## Data for this task

## Begin

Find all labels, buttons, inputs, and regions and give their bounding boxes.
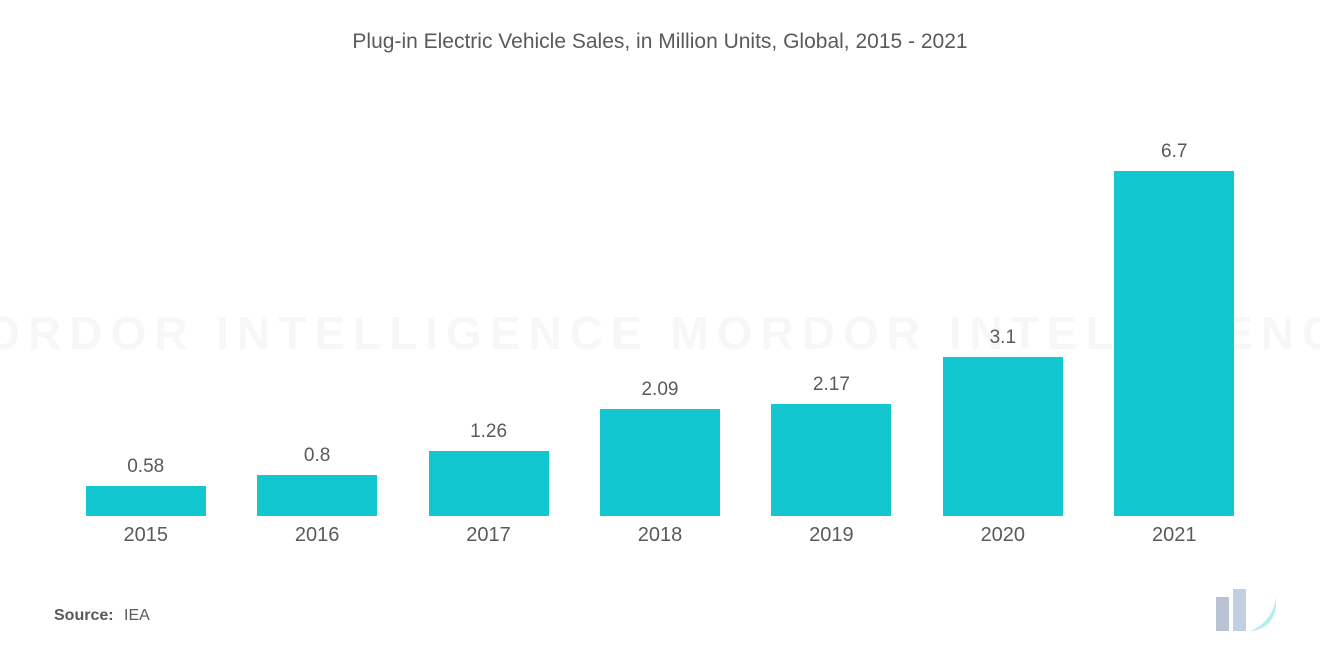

## End
## Begin

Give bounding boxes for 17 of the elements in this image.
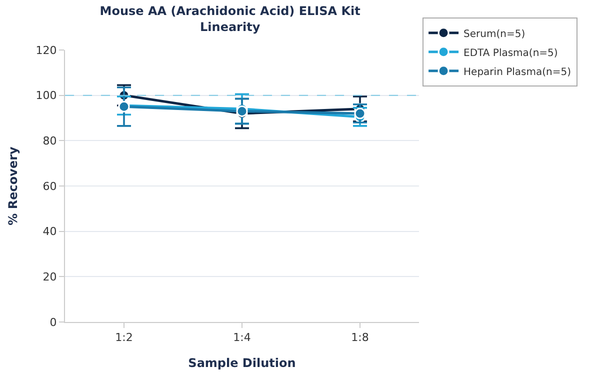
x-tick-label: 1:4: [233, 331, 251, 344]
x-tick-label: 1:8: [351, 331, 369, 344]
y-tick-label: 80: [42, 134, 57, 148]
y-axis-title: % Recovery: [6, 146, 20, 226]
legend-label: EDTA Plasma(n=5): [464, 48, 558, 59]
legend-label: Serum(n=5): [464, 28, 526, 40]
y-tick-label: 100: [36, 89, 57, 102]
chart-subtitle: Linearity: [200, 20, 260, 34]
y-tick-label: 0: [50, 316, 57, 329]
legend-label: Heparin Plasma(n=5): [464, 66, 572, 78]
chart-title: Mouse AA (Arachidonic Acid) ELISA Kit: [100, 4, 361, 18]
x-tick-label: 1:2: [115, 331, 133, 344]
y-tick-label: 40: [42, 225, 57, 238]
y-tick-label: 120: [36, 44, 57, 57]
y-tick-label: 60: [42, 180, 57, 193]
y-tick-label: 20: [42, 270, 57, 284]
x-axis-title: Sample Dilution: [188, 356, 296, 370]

## End

## Exercise description
Format the material from the line containing "Give bounding boxes" through the line containing "x-axis-title: Sample Dilution: [188, 356, 296, 370]", both included, as a JSON list of strings with one string per line. Skip blank lines and leave the pictures out.

## Full answer
[
  "Give bounding boxes for 17 of the elements in this image.",
  "x-tick-label: 1:4: [233, 331, 251, 344]",
  "x-tick-label: 1:8: [351, 331, 369, 344]",
  "y-tick-label: 80: [42, 134, 57, 148]",
  "y-axis-title: % Recovery: [6, 146, 20, 226]",
  "legend-label: EDTA Plasma(n=5): [464, 48, 558, 59]",
  "legend-label: Serum(n=5): [464, 28, 526, 40]",
  "y-tick-label: 100: [36, 89, 57, 102]",
  "chart-subtitle: Linearity: [200, 20, 260, 34]",
  "y-tick-label: 0: [50, 316, 57, 329]",
  "legend-label: Heparin Plasma(n=5): [464, 66, 572, 78]",
  "chart-title: Mouse AA (Arachidonic Acid) ELISA Kit: [100, 4, 361, 18]",
  "x-tick-label: 1:2: [115, 331, 133, 344]",
  "y-tick-label: 40: [42, 225, 57, 238]",
  "y-tick-label: 120: [36, 44, 57, 57]",
  "y-tick-label: 60: [42, 180, 57, 193]",
  "y-tick-label: 20: [42, 270, 57, 284]",
  "x-axis-title: Sample Dilution: [188, 356, 296, 370]"
]